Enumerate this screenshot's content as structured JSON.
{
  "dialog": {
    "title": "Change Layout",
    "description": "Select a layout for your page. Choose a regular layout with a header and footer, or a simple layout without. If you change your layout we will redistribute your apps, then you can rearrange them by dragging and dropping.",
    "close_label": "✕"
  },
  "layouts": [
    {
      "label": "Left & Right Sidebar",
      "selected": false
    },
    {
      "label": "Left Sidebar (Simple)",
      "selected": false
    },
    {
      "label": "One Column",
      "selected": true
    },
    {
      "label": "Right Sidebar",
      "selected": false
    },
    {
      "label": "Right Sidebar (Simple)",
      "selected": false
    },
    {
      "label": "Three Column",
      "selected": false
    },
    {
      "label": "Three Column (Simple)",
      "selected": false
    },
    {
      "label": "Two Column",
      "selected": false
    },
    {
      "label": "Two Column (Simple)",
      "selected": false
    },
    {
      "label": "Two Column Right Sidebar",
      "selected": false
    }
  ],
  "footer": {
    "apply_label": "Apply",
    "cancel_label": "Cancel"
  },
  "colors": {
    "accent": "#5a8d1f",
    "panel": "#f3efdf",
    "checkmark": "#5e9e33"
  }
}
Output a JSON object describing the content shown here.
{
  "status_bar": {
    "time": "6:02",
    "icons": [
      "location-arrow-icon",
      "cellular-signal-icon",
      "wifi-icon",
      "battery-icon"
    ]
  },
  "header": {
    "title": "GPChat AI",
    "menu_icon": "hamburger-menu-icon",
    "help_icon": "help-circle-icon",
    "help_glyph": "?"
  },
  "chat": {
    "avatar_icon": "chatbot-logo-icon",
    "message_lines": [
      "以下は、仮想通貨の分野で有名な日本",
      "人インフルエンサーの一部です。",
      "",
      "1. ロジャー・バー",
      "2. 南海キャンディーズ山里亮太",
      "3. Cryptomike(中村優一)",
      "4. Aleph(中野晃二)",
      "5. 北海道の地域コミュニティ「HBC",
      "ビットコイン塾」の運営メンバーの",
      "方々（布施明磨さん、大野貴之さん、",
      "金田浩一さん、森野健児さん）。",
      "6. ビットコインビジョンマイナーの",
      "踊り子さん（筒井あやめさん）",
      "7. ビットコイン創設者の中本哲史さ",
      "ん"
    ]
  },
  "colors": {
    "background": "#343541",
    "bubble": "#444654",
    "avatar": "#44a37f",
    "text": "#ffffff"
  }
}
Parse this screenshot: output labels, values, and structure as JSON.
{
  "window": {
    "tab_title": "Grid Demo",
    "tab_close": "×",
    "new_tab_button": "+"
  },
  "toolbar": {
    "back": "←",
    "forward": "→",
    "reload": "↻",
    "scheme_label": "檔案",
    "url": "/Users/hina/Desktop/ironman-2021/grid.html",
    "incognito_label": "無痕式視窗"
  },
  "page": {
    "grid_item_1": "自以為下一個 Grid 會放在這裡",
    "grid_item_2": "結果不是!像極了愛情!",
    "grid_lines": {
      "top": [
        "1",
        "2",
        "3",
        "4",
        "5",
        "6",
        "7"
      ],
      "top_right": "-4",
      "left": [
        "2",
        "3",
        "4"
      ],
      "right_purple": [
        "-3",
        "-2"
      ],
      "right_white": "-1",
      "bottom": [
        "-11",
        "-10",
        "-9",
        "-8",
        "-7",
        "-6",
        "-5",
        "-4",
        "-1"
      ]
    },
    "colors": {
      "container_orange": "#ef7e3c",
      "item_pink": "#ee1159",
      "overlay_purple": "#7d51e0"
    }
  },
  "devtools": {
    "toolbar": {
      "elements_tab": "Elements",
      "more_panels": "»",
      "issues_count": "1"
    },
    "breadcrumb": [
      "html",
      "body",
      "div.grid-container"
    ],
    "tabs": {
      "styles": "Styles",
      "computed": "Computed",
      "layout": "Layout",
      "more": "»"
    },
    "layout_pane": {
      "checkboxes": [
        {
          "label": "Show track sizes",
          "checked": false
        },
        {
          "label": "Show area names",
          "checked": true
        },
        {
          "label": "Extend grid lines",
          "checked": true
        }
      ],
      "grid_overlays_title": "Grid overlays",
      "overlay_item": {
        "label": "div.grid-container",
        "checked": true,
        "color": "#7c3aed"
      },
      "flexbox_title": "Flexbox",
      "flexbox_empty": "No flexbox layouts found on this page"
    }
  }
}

# # # # #

__EXERCISE INSTRUCTIONS__
Output each entry precisely as given.

__CORRECT OUTPUT__
Enumerate this screenshot's content as structured JSON.
{
  "dialog": {
    "title": "Change Layout",
    "description": "Select a layout for your page. Choose a regular layout with a header and footer, or a simple layout without. If you change your layout we will redistribute your apps, then you can rearrange them by dragging and dropping.",
    "close_label": "✕"
  },
  "layouts": [
    {
      "label": "Left & Right Sidebar",
      "selected": false
    },
    {
      "label": "Left Sidebar (Simple)",
      "selected": false
    },
    {
      "label": "One Column",
      "selected": true
    },
    {
      "label": "Right Sidebar",
      "selected": false
    },
    {
      "label": "Right Sidebar (Simple)",
      "selected": false
    },
    {
      "label": "Three Column",
      "selected": false
    },
    {
      "label": "Three Column (Simple)",
      "selected": false
    },
    {
      "label": "Two Column",
      "selected": false
    },
    {
      "label": "Two Column (Simple)",
      "selected": false
    },
    {
      "label": "Two Column Right Sidebar",
      "selected": false
    }
  ],
  "footer": {
    "apply_label": "Apply",
    "cancel_label": "Cancel"
  },
  "colors": {
    "accent": "#5a8d1f",
    "panel": "#f3efdf",
    "checkmark": "#5e9e33"
  }
}
Output a JSON object describing the content shown here.
{
  "status_bar": {
    "time": "6:02",
    "icons": [
      "location-arrow-icon",
      "cellular-signal-icon",
      "wifi-icon",
      "battery-icon"
    ]
  },
  "header": {
    "title": "GPChat AI",
    "menu_icon": "hamburger-menu-icon",
    "help_icon": "help-circle-icon",
    "help_glyph": "?"
  },
  "chat": {
    "avatar_icon": "chatbot-logo-icon",
    "message_lines": [
      "以下は、仮想通貨の分野で有名な日本",
      "人インフルエンサーの一部です。",
      "",
      "1. ロジャー・バー",
      "2. 南海キャンディーズ山里亮太",
      "3. Cryptomike(中村優一)",
      "4. Aleph(中野晃二)",
      "5. 北海道の地域コミュニティ「HBC",
      "ビットコイン塾」の運営メンバーの",
      "方々（布施明磨さん、大野貴之さん、",
      "金田浩一さん、森野健児さん）。",
      "6. ビットコインビジョンマイナーの",
      "踊り子さん（筒井あやめさん）",
      "7. ビットコイン創設者の中本哲史さ",
      "ん"
    ]
  },
  "colors": {
    "background": "#343541",
    "bubble": "#444654",
    "avatar": "#44a37f",
    "text": "#ffffff"
  }
}
Parse this screenshot: output labels, values, and structure as JSON.
{
  "window": {
    "tab_title": "Grid Demo",
    "tab_close": "×",
    "new_tab_button": "+"
  },
  "toolbar": {
    "back": "←",
    "forward": "→",
    "reload": "↻",
    "scheme_label": "檔案",
    "url": "/Users/hina/Desktop/ironman-2021/grid.html",
    "incognito_label": "無痕式視窗"
  },
  "page": {
    "grid_item_1": "自以為下一個 Grid 會放在這裡",
    "grid_item_2": "結果不是!像極了愛情!",
    "grid_lines": {
      "top": [
        "1",
        "2",
        "3",
        "4",
        "5",
        "6",
        "7"
      ],
      "top_right": "-4",
      "left": [
        "2",
        "3",
        "4"
      ],
      "right_purple": [
        "-3",
        "-2"
      ],
      "right_white": "-1",
      "bottom": [
        "-11",
        "-10",
        "-9",
        "-8",
        "-7",
        "-6",
        "-5",
        "-4",
        "-1"
      ]
    },
    "colors": {
      "container_orange": "#ef7e3c",
      "item_pink": "#ee1159",
      "overlay_purple": "#7d51e0"
    }
  },
  "devtools": {
    "toolbar": {
      "elements_tab": "Elements",
      "more_panels": "»",
      "issues_count": "1"
    },
    "breadcrumb": [
      "html",
      "body",
      "div.grid-container"
    ],
    "tabs": {
      "styles": "Styles",
      "computed": "Computed",
      "layout": "Layout",
      "more": "»"
    },
    "layout_pane": {
      "checkboxes": [
        {
          "label": "Show track sizes",
          "checked": false
        },
        {
          "label": "Show area names",
          "checked": true
        },
        {
          "label": "Extend grid lines",
          "checked": true
        }
      ],
      "grid_overlays_title": "Grid overlays",
      "overlay_item": {
        "label": "div.grid-container",
        "checked": true,
        "color": "#7c3aed"
      },
      "flexbox_title": "Flexbox",
      "flexbox_empty": "No flexbox layouts found on this page"
    }
  }
}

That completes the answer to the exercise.